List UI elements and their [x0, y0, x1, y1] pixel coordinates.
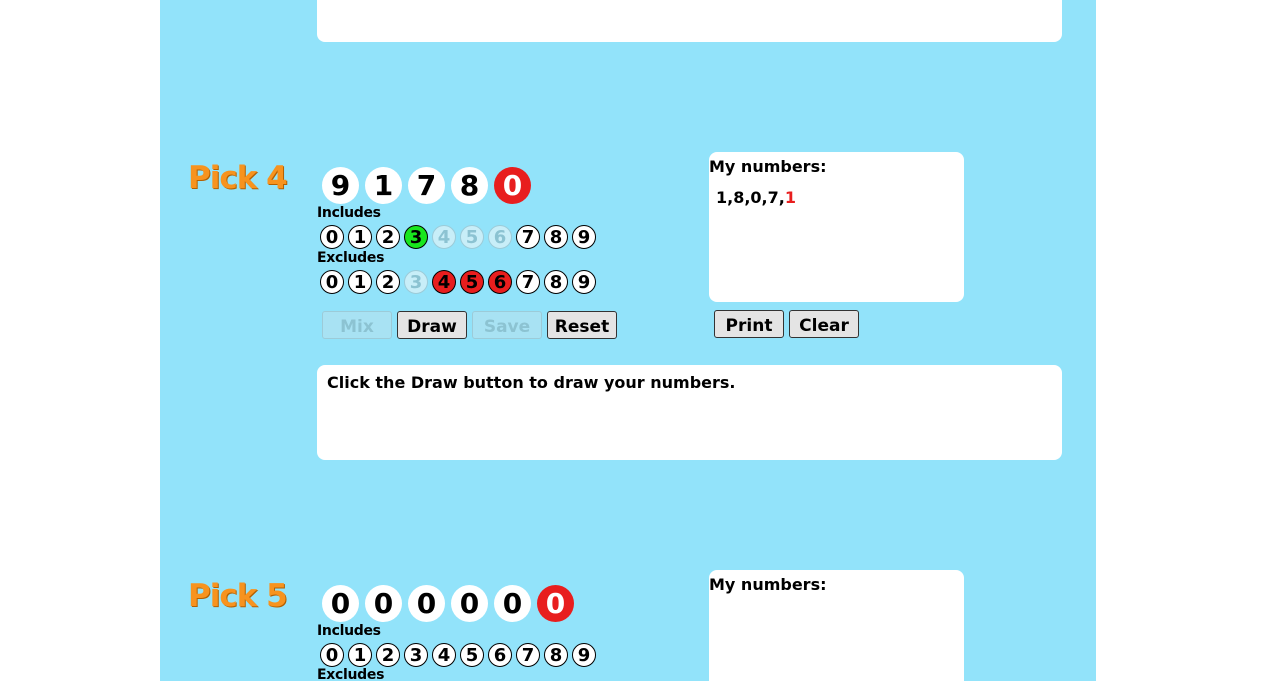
pick4-ball: 1: [365, 167, 402, 204]
pick4-title: Pick 4: [188, 160, 288, 196]
save-button[interactable]: Save: [472, 311, 542, 339]
pick5-my-numbers-label: My numbers:: [709, 575, 827, 594]
print-button[interactable]: Print: [714, 310, 784, 338]
pick5-includes-label: Includes: [317, 623, 381, 639]
pick4-exclude-digit-1[interactable]: 1: [348, 270, 372, 294]
pick5-include-digit-6[interactable]: 6: [488, 643, 512, 667]
pick5-include-digit-3[interactable]: 3: [404, 643, 428, 667]
pick5-ball: 0: [451, 585, 488, 622]
pick5-include-digit-8[interactable]: 8: [544, 643, 568, 667]
draw-button[interactable]: Draw: [397, 311, 467, 339]
my-numbers-text: 1,8,0,7,: [716, 188, 785, 207]
pick4-include-digit-2[interactable]: 2: [376, 225, 400, 249]
pick4-drawn-balls: 9 1 7 8 0: [322, 167, 537, 204]
pick4-my-numbers-label: My numbers:: [709, 157, 827, 176]
pick4-include-digit-8[interactable]: 8: [544, 225, 568, 249]
pick4-exclude-digit-3: 3: [404, 270, 428, 294]
pick5-ball: 0: [408, 585, 445, 622]
pick4-exclude-digit-0[interactable]: 0: [320, 270, 344, 294]
pick4-ball: 7: [408, 167, 445, 204]
pick4-exclude-digit-8[interactable]: 8: [544, 270, 568, 294]
pick4-exclude-digit-2[interactable]: 2: [376, 270, 400, 294]
pick4-my-numbers-list: 1,8,0,7,1: [716, 188, 796, 207]
pick4-exclude-digit-9[interactable]: 9: [572, 270, 596, 294]
pick5-include-digit-0[interactable]: 0: [320, 643, 344, 667]
pick5-include-digit-1[interactable]: 1: [348, 643, 372, 667]
pick5-ball: 0: [365, 585, 402, 622]
pick4-include-digit-0[interactable]: 0: [320, 225, 344, 249]
previous-message-box: [317, 0, 1062, 42]
pick4-exclude-digit-5[interactable]: 5: [460, 270, 484, 294]
pick4-ball: 8: [451, 167, 488, 204]
pick5-include-digit-2[interactable]: 2: [376, 643, 400, 667]
pick5-include-digit-9[interactable]: 9: [572, 643, 596, 667]
mix-button[interactable]: Mix: [322, 311, 392, 339]
pick4-include-digit-1[interactable]: 1: [348, 225, 372, 249]
pick4-exclude-digit-4[interactable]: 4: [432, 270, 456, 294]
pick5-ball: 0: [322, 585, 359, 622]
pick4-include-digit-3[interactable]: 3: [404, 225, 428, 249]
pick4-bonus-ball: 0: [494, 167, 531, 204]
pick5-title: Pick 5: [188, 578, 288, 614]
pick4-includes-digits: 0123456789: [320, 225, 600, 249]
pick5-include-digit-5[interactable]: 5: [460, 643, 484, 667]
pick4-ball: 9: [322, 167, 359, 204]
pick4-include-digit-7[interactable]: 7: [516, 225, 540, 249]
pick4-include-digit-6: 6: [488, 225, 512, 249]
pick4-includes-label: Includes: [317, 205, 381, 221]
pick4-include-digit-9[interactable]: 9: [572, 225, 596, 249]
pick5-includes-digits: 0123456789: [320, 643, 600, 667]
reset-button[interactable]: Reset: [547, 311, 617, 339]
pick5-include-digit-4[interactable]: 4: [432, 643, 456, 667]
my-numbers-highlight: 1: [784, 188, 796, 207]
pick5-bonus-ball: 0: [537, 585, 574, 622]
pick4-include-digit-5: 5: [460, 225, 484, 249]
pick5-include-digit-7[interactable]: 7: [516, 643, 540, 667]
pick4-include-digit-4: 4: [432, 225, 456, 249]
pick4-exclude-digit-7[interactable]: 7: [516, 270, 540, 294]
pick4-excludes-digits: 0123456789: [320, 270, 600, 294]
pick4-exclude-digit-6[interactable]: 6: [488, 270, 512, 294]
clear-button[interactable]: Clear: [789, 310, 859, 338]
pick4-message: Click the Draw button to draw your numbe…: [327, 373, 736, 392]
pick5-drawn-balls: 0 0 0 0 0 0: [322, 585, 580, 622]
pick4-excludes-label: Excludes: [317, 250, 385, 266]
pick5-ball: 0: [494, 585, 531, 622]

.....

Rewrite the records above as a JSON list of strings, one string per line, with blank lines skipped and the pictures left out.

◆ **Full response**
[
  "List UI elements and their [x0, y0, x1, y1] pixel coordinates.",
  "pick4-ball: 1: [365, 167, 402, 204]",
  "pick4-title: Pick 4: [188, 160, 288, 196]",
  "save-button[interactable]: Save: [472, 311, 542, 339]",
  "pick5-my-numbers-label: My numbers:: [709, 575, 827, 594]",
  "print-button[interactable]: Print: [714, 310, 784, 338]",
  "pick5-includes-label: Includes: [317, 623, 381, 639]",
  "pick4-exclude-digit-1[interactable]: 1: [348, 270, 372, 294]",
  "pick5-include-digit-6[interactable]: 6: [488, 643, 512, 667]",
  "pick5-include-digit-3[interactable]: 3: [404, 643, 428, 667]",
  "pick5-ball: 0: [451, 585, 488, 622]",
  "pick5-include-digit-8[interactable]: 8: [544, 643, 568, 667]",
  "draw-button[interactable]: Draw: [397, 311, 467, 339]",
  "my-numbers-text: 1,8,0,7,: [716, 188, 785, 207]",
  "pick4-include-digit-2[interactable]: 2: [376, 225, 400, 249]",
  "pick4-drawn-balls: 9 1 7 8 0: [322, 167, 537, 204]",
  "pick4-my-numbers-label: My numbers:: [709, 157, 827, 176]",
  "pick4-include-digit-8[interactable]: 8: [544, 225, 568, 249]",
  "pick4-exclude-digit-3: 3: [404, 270, 428, 294]",
  "pick5-ball: 0: [408, 585, 445, 622]",
  "pick4-exclude-digit-0[interactable]: 0: [320, 270, 344, 294]",
  "pick4-ball: 7: [408, 167, 445, 204]",
  "pick4-exclude-digit-8[interactable]: 8: [544, 270, 568, 294]",
  "pick4-exclude-digit-2[interactable]: 2: [376, 270, 400, 294]",
  "pick4-my-numbers-list: 1,8,0,7,1: [716, 188, 796, 207]",
  "pick4-exclude-digit-9[interactable]: 9: [572, 270, 596, 294]",
  "pick5-include-digit-0[interactable]: 0: [320, 643, 344, 667]",
  "pick5-include-digit-1[interactable]: 1: [348, 643, 372, 667]",
  "pick5-ball: 0: [365, 585, 402, 622]",
  "pick4-include-digit-0[interactable]: 0: [320, 225, 344, 249]",
  "previous-message-box: [317, 0, 1062, 42]",
  "pick4-exclude-digit-5[interactable]: 5: [460, 270, 484, 294]",
  "pick4-ball: 8: [451, 167, 488, 204]",
  "pick5-include-digit-2[interactable]: 2: [376, 643, 400, 667]",
  "pick5-include-digit-9[interactable]: 9: [572, 643, 596, 667]",
  "mix-button[interactable]: Mix: [322, 311, 392, 339]",
  "pick4-include-digit-1[interactable]: 1: [348, 225, 372, 249]",
  "pick4-exclude-digit-4[interactable]: 4: [432, 270, 456, 294]",
  "pick5-ball: 0: [322, 585, 359, 622]",
  "pick4-include-digit-3[interactable]: 3: [404, 225, 428, 249]",
  "pick4-bonus-ball: 0: [494, 167, 531, 204]",
  "pick5-title: Pick 5: [188, 578, 288, 614]",
  "pick4-includes-digits: 0123456789: [320, 225, 600, 249]",
  "pick5-include-digit-5[interactable]: 5: [460, 643, 484, 667]",
  "pick4-ball: 9: [322, 167, 359, 204]",
  "pick4-include-digit-7[interactable]: 7: [516, 225, 540, 249]",
  "pick4-include-digit-6: 6: [488, 225, 512, 249]",
  "pick4-includes-label: Includes: [317, 205, 381, 221]",
  "pick4-include-digit-9[interactable]: 9: [572, 225, 596, 249]",
  "pick5-includes-digits: 0123456789: [320, 643, 600, 667]",
  "reset-button[interactable]: Reset: [547, 311, 617, 339]",
  "pick5-include-digit-4[interactable]: 4: [432, 643, 456, 667]",
  "my-numbers-highlight: 1: [784, 188, 796, 207]",
  "pick5-bonus-ball: 0: [537, 585, 574, 622]",
  "pick4-include-digit-5: 5: [460, 225, 484, 249]",
  "pick5-include-digit-7[interactable]: 7: [516, 643, 540, 667]",
  "pick4-include-digit-4: 4: [432, 225, 456, 249]",
  "pick4-exclude-digit-7[interactable]: 7: [516, 270, 540, 294]",
  "pick4-excludes-digits: 0123456789: [320, 270, 600, 294]",
  "pick4-exclude-digit-6[interactable]: 6: [488, 270, 512, 294]",
  "clear-button[interactable]: Clear: [789, 310, 859, 338]",
  "pick4-message: Click the Draw button to draw your numbe…: [327, 373, 736, 392]",
  "pick5-drawn-balls: 0 0 0 0 0 0: [322, 585, 580, 622]",
  "pick4-excludes-label: Excludes: [317, 250, 385, 266]",
  "pick5-ball: 0: [494, 585, 531, 622]"
]